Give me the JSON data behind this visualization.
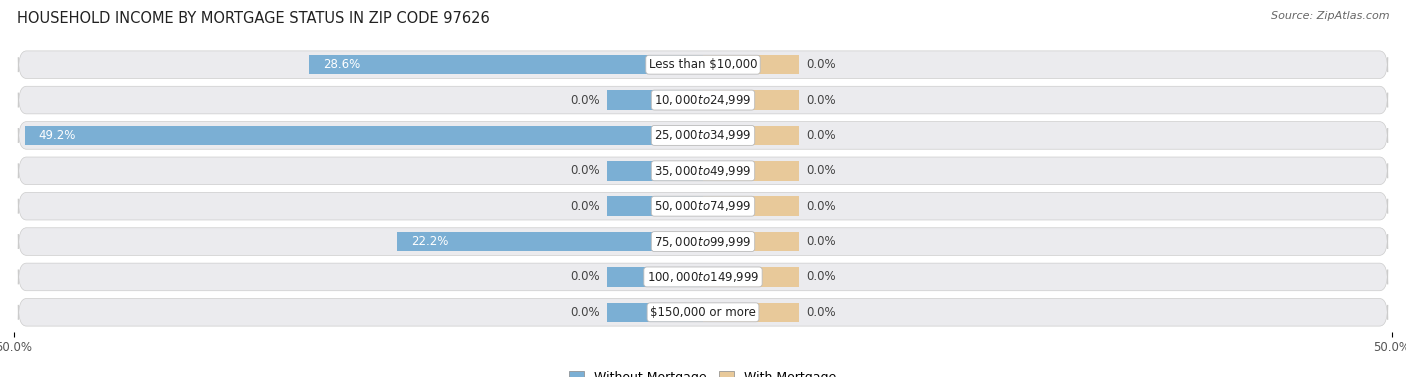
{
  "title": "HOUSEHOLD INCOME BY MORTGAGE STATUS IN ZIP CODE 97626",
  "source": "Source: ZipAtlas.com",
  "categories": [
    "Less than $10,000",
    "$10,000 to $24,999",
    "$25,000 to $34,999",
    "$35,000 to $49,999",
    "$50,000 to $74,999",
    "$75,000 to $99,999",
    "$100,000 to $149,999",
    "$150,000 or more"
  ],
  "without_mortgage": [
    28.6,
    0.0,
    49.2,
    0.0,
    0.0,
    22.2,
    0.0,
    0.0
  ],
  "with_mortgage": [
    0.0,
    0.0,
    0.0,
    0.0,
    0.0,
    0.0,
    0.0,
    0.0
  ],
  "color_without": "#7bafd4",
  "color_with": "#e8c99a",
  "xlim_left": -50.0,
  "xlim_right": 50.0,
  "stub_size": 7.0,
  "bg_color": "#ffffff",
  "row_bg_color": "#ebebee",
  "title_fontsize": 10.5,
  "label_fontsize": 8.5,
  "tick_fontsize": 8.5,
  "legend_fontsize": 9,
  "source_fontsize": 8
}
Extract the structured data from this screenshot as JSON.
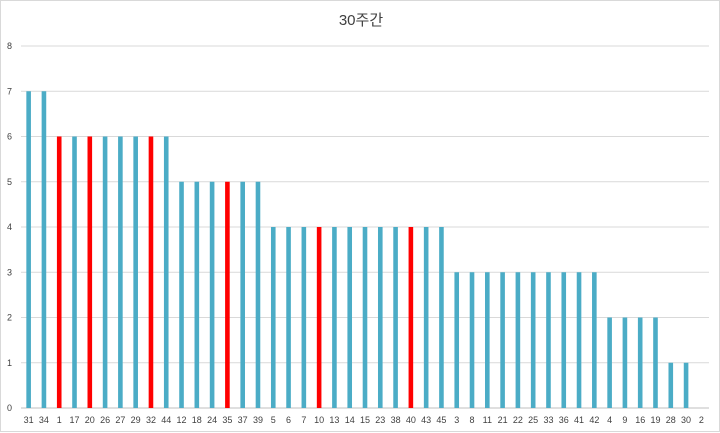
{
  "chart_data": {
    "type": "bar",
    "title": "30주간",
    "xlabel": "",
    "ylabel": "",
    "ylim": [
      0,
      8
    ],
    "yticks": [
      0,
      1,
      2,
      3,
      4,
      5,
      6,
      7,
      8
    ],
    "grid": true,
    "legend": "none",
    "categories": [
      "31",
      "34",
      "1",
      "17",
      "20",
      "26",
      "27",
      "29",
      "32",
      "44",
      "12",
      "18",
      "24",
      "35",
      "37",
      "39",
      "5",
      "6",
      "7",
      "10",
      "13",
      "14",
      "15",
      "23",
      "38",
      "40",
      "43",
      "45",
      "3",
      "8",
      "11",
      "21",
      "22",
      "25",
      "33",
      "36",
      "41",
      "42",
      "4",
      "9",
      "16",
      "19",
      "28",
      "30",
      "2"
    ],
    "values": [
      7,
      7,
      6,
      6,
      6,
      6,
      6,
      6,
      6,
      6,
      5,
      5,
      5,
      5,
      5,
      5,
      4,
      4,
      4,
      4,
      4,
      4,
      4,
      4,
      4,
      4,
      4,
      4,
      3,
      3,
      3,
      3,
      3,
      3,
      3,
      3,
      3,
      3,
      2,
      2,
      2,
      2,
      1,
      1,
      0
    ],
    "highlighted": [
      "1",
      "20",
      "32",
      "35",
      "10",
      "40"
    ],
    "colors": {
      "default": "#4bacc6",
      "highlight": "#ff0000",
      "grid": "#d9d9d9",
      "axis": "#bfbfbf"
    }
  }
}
========================================
> [DESCRIPTION OF THE TASK]: Pictures don't belong in the copy. Transcribe every record exactly as it appears.

> [REPLY]:
Give me the JSON data behind this visualization.
{
  "title": "HOUSEHOLD INCOME BY MORTGAGE STATUS IN ZIP CODE 97626",
  "source": "Source: ZipAtlas.com",
  "categories": [
    "Less than $10,000",
    "$10,000 to $24,999",
    "$25,000 to $34,999",
    "$35,000 to $49,999",
    "$50,000 to $74,999",
    "$75,000 to $99,999",
    "$100,000 to $149,999",
    "$150,000 or more"
  ],
  "without_mortgage": [
    28.6,
    0.0,
    49.2,
    0.0,
    0.0,
    22.2,
    0.0,
    0.0
  ],
  "with_mortgage": [
    0.0,
    0.0,
    0.0,
    0.0,
    0.0,
    0.0,
    0.0,
    0.0
  ],
  "color_without": "#7bafd4",
  "color_with": "#e8c99a",
  "xlim_left": -50.0,
  "xlim_right": 50.0,
  "stub_size": 7.0,
  "bg_color": "#ffffff",
  "row_bg_color": "#ebebee",
  "title_fontsize": 10.5,
  "label_fontsize": 8.5,
  "tick_fontsize": 8.5,
  "legend_fontsize": 9,
  "source_fontsize": 8
}
Extract the structured data from this screenshot as JSON.
{
  "chart_data": {
    "type": "bar",
    "title": "30주간",
    "xlabel": "",
    "ylabel": "",
    "ylim": [
      0,
      8
    ],
    "yticks": [
      0,
      1,
      2,
      3,
      4,
      5,
      6,
      7,
      8
    ],
    "grid": true,
    "legend": "none",
    "categories": [
      "31",
      "34",
      "1",
      "17",
      "20",
      "26",
      "27",
      "29",
      "32",
      "44",
      "12",
      "18",
      "24",
      "35",
      "37",
      "39",
      "5",
      "6",
      "7",
      "10",
      "13",
      "14",
      "15",
      "23",
      "38",
      "40",
      "43",
      "45",
      "3",
      "8",
      "11",
      "21",
      "22",
      "25",
      "33",
      "36",
      "41",
      "42",
      "4",
      "9",
      "16",
      "19",
      "28",
      "30",
      "2"
    ],
    "values": [
      7,
      7,
      6,
      6,
      6,
      6,
      6,
      6,
      6,
      6,
      5,
      5,
      5,
      5,
      5,
      5,
      4,
      4,
      4,
      4,
      4,
      4,
      4,
      4,
      4,
      4,
      4,
      4,
      3,
      3,
      3,
      3,
      3,
      3,
      3,
      3,
      3,
      3,
      2,
      2,
      2,
      2,
      1,
      1,
      0
    ],
    "highlighted": [
      "1",
      "20",
      "32",
      "35",
      "10",
      "40"
    ],
    "colors": {
      "default": "#4bacc6",
      "highlight": "#ff0000",
      "grid": "#d9d9d9",
      "axis": "#bfbfbf"
    }
  }
}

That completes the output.